/---

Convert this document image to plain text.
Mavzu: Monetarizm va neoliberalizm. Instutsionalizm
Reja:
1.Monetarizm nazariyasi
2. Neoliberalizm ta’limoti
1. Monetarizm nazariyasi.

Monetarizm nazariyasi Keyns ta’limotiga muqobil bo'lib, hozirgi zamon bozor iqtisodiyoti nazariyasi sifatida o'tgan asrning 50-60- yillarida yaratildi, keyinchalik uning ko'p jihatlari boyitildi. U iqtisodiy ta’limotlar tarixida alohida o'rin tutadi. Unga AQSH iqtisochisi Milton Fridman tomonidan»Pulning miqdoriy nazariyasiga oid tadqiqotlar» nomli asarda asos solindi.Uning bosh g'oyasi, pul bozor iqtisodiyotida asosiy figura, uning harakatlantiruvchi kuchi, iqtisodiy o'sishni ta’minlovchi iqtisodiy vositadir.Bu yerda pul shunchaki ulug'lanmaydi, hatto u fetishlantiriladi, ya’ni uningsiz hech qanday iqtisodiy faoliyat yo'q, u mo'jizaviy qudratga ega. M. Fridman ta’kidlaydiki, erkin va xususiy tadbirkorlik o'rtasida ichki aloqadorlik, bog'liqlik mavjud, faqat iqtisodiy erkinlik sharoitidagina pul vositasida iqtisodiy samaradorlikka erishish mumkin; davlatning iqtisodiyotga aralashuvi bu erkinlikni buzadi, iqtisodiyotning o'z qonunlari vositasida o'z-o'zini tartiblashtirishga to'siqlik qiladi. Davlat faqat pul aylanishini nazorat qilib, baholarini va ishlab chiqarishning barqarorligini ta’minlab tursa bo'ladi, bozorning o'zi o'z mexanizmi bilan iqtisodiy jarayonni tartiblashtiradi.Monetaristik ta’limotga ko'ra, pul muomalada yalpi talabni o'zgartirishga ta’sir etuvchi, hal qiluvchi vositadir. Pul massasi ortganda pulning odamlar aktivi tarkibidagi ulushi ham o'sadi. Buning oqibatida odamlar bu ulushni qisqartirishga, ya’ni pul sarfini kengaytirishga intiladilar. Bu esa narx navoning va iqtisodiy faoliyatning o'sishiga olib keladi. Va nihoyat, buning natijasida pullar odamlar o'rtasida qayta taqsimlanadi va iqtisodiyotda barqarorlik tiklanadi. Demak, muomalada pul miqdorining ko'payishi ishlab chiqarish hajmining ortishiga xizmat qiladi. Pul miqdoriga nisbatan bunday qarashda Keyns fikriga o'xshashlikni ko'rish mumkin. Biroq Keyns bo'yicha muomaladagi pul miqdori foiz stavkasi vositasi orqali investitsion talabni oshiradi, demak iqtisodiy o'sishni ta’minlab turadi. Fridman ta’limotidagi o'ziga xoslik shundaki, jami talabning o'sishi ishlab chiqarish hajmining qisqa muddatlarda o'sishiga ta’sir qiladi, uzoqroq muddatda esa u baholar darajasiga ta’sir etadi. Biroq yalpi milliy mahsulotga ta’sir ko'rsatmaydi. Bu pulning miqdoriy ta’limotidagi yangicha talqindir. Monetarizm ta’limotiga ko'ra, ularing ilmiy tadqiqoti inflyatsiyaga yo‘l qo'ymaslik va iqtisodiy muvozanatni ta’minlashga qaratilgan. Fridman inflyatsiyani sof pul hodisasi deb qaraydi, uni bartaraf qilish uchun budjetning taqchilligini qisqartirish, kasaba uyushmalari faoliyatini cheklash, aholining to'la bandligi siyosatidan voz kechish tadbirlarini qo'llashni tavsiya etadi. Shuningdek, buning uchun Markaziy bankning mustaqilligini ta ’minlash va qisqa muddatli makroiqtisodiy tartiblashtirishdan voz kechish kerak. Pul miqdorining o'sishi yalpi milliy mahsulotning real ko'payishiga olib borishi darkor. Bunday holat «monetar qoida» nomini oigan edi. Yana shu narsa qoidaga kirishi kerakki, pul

\---

» EXERCISE TASK: Set down all of the data above, word for word.

» EXERCISE OUTPUT:
Convert this document image to plain text.
Mavzu: Monetarizm va neoliberalizm. Instutsionalizm
Reja:
1.Monetarizm nazariyasi
2. Neoliberalizm ta’limoti
1. Monetarizm nazariyasi.

Monetarizm nazariyasi Keyns ta’limotiga muqobil bo'lib, hozirgi zamon bozor iqtisodiyoti nazariyasi sifatida o'tgan asrning 50-60- yillarida yaratildi, keyinchalik uning ko'p jihatlari boyitildi. U iqtisodiy ta’limotlar tarixida alohida o'rin tutadi. Unga AQSH iqtisochisi Milton Fridman tomonidan»Pulning miqdoriy nazariyasiga oid tadqiqotlar» nomli asarda asos solindi.Uning bosh g'oyasi, pul bozor iqtisodiyotida asosiy figura, uning harakatlantiruvchi kuchi, iqtisodiy o'sishni ta’minlovchi iqtisodiy vositadir.Bu yerda pul shunchaki ulug'lanmaydi, hatto u fetishlantiriladi, ya’ni uningsiz hech qanday iqtisodiy faoliyat yo'q, u mo'jizaviy qudratga ega. M. Fridman ta’kidlaydiki, erkin va xususiy tadbirkorlik o'rtasida ichki aloqadorlik, bog'liqlik mavjud, faqat iqtisodiy erkinlik sharoitidagina pul vositasida iqtisodiy samaradorlikka erishish mumkin; davlatning iqtisodiyotga aralashuvi bu erkinlikni buzadi, iqtisodiyotning o'z qonunlari vositasida o'z-o'zini tartiblashtirishga to'siqlik qiladi. Davlat faqat pul aylanishini nazorat qilib, baholarini va ishlab chiqarishning barqarorligini ta’minlab tursa bo'ladi, bozorning o'zi o'z mexanizmi bilan iqtisodiy jarayonni tartiblashtiradi.Monetaristik ta’limotga ko'ra, pul muomalada yalpi talabni o'zgartirishga ta’sir etuvchi, hal qiluvchi vositadir. Pul massasi ortganda pulning odamlar aktivi tarkibidagi ulushi ham o'sadi. Buning oqibatida odamlar bu ulushni qisqartirishga, ya’ni pul sarfini kengaytirishga intiladilar. Bu esa narx navoning va iqtisodiy faoliyatning o'sishiga olib keladi. Va nihoyat, buning natijasida pullar odamlar o'rtasida qayta taqsimlanadi va iqtisodiyotda barqarorlik tiklanadi. Demak, muomalada pul miqdorining ko'payishi ishlab chiqarish hajmining ortishiga xizmat qiladi. Pul miqdoriga nisbatan bunday qarashda Keyns fikriga o'xshashlikni ko'rish mumkin. Biroq Keyns bo'yicha muomaladagi pul miqdori foiz stavkasi vositasi orqali investitsion talabni oshiradi, demak iqtisodiy o'sishni ta’minlab turadi. Fridman ta’limotidagi o'ziga xoslik shundaki, jami talabning o'sishi ishlab chiqarish hajmining qisqa muddatlarda o'sishiga ta’sir qiladi, uzoqroq muddatda esa u baholar darajasiga ta’sir etadi. Biroq yalpi milliy mahsulotga ta’sir ko'rsatmaydi. Bu pulning miqdoriy ta’limotidagi yangicha talqindir. Monetarizm ta’limotiga ko'ra, ularing ilmiy tadqiqoti inflyatsiyaga yo‘l qo'ymaslik va iqtisodiy muvozanatni ta’minlashga qaratilgan. Fridman inflyatsiyani sof pul hodisasi deb qaraydi, uni bartaraf qilish uchun budjetning taqchilligini qisqartirish, kasaba uyushmalari faoliyatini cheklash, aholining to'la bandligi siyosatidan voz kechish tadbirlarini qo'llashni tavsiya etadi. Shuningdek, buning uchun Markaziy bankning mustaqilligini ta ’minlash va qisqa muddatli makroiqtisodiy tartiblashtirishdan voz kechish kerak. Pul miqdorining o'sishi yalpi milliy mahsulotning real ko'payishiga olib borishi darkor. Bunday holat «monetar qoida» nomini oigan edi. Yana shu narsa qoidaga kirishi kerakki, pul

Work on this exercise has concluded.